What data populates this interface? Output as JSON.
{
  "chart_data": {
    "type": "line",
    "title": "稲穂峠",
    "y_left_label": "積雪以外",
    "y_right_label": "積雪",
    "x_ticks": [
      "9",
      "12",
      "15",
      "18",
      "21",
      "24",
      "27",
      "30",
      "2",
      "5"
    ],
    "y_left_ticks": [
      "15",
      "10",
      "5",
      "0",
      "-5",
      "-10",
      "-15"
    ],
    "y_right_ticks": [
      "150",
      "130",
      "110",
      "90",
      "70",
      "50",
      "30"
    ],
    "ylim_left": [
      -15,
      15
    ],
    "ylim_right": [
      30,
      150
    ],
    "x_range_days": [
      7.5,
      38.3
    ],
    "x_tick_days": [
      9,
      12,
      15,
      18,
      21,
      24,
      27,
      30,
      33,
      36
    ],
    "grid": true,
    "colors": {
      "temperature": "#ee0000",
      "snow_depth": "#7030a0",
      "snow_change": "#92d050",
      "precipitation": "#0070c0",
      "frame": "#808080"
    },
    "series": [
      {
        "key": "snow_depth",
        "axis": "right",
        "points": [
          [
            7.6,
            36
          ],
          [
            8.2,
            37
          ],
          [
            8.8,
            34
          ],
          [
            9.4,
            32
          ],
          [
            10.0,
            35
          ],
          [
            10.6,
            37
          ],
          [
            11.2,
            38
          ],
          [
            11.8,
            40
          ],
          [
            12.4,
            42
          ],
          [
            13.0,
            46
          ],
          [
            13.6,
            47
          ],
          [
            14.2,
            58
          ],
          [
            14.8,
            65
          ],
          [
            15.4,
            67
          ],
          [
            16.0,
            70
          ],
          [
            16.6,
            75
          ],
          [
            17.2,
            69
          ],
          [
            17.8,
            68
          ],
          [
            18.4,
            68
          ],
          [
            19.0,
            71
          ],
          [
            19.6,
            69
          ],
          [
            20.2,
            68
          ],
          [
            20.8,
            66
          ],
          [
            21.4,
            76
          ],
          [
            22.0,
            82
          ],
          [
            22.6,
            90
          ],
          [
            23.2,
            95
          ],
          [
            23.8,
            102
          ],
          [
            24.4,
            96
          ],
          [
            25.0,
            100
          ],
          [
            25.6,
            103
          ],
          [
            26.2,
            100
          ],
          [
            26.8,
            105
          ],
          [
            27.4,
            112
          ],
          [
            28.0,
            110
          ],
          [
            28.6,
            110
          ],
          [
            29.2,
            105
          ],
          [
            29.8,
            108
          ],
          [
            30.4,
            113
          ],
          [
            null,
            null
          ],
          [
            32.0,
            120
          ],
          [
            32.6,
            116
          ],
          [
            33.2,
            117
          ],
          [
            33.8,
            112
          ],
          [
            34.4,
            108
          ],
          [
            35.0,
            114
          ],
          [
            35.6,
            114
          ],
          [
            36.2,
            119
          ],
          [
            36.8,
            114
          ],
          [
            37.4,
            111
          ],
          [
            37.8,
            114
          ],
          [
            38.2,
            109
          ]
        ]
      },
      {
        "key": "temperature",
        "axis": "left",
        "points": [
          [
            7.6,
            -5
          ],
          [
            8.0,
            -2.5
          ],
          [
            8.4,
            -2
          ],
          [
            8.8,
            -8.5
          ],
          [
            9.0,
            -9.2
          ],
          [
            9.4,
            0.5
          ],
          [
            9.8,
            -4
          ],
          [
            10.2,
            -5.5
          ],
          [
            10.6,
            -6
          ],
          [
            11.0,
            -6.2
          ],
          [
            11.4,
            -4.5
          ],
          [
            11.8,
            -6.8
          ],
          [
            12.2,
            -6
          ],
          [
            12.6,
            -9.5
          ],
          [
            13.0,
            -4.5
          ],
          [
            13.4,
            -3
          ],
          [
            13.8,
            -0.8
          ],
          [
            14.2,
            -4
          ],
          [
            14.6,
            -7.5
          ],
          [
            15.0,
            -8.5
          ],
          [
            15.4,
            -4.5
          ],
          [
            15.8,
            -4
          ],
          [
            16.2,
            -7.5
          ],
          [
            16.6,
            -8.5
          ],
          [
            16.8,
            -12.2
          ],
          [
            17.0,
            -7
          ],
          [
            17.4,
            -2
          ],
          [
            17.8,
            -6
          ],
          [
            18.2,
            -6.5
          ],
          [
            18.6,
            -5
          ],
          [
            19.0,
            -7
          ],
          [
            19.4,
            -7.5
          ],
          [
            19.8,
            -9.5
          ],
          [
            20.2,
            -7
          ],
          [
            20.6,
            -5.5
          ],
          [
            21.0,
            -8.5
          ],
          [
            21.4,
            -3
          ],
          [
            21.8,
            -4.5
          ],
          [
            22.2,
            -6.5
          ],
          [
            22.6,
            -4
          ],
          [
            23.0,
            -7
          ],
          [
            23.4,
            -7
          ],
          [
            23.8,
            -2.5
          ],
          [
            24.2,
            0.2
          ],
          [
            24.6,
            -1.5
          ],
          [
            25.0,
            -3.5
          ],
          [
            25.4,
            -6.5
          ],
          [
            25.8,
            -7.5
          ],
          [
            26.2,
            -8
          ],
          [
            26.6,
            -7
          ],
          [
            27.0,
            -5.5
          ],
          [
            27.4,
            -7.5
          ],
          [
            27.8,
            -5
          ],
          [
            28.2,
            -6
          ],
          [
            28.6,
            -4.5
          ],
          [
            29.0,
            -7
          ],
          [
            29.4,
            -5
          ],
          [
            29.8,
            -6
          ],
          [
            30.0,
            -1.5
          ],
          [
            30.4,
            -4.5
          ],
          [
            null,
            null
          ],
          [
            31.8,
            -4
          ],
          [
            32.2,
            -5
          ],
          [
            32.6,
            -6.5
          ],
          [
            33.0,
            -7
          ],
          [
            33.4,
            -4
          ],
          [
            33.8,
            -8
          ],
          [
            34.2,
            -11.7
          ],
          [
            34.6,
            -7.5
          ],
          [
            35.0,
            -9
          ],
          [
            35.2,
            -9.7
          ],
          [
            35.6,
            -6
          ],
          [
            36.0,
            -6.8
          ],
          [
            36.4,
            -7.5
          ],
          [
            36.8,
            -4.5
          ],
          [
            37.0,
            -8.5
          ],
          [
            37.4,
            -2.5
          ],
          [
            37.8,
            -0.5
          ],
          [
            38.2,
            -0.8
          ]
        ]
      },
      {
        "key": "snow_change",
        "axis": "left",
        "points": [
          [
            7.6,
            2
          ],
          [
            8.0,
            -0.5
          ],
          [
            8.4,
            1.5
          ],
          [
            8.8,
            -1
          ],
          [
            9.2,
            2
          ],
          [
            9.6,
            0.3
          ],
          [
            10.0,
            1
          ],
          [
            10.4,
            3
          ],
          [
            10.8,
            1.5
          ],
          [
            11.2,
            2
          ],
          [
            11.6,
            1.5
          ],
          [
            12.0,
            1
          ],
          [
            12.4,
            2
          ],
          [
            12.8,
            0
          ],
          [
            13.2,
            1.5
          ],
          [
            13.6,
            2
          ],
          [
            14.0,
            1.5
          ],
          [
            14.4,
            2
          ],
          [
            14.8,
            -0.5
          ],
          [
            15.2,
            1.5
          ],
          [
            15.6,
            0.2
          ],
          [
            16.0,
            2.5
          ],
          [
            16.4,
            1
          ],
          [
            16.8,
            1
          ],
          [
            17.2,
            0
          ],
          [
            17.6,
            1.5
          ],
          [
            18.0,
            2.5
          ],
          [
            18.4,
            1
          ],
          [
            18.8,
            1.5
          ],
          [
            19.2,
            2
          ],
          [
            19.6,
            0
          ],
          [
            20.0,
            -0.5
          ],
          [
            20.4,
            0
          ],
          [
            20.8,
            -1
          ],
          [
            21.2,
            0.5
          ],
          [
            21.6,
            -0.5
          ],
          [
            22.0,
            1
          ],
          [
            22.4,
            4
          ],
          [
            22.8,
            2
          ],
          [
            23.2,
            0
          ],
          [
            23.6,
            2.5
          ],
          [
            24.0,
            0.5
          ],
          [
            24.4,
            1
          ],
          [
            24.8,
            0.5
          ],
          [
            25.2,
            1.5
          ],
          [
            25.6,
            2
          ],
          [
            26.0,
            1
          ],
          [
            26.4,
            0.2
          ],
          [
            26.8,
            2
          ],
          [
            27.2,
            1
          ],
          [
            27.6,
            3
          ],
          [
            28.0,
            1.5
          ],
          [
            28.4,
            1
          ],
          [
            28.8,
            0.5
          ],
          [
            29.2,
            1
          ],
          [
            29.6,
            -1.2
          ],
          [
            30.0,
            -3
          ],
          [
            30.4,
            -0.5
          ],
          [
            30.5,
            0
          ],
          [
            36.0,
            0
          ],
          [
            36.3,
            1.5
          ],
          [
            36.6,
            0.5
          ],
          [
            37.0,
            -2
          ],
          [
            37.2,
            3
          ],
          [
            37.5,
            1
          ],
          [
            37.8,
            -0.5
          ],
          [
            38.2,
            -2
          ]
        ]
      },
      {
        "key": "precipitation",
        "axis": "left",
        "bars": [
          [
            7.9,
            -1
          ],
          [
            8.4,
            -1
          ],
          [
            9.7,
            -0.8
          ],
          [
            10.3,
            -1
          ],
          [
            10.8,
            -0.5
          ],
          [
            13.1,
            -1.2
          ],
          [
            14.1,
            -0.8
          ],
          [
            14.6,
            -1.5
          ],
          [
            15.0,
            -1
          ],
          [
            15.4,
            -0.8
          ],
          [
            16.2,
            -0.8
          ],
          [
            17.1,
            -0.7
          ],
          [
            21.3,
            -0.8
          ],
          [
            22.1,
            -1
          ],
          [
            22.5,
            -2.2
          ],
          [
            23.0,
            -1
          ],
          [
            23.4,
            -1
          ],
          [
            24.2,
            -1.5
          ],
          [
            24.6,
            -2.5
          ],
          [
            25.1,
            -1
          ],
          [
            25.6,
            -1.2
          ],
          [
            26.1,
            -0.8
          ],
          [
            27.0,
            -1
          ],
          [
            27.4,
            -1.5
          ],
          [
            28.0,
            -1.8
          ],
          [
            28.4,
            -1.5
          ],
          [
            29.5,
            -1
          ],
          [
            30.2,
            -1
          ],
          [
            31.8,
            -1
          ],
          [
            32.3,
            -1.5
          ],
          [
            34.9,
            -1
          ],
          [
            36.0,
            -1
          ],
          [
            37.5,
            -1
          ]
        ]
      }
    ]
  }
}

-*-

**Work to be completed**. Where a line holds the string "temperature", copy that line.

**Answer to this exercise**.
      "temperature": "#ee0000",
        "key": "temperature",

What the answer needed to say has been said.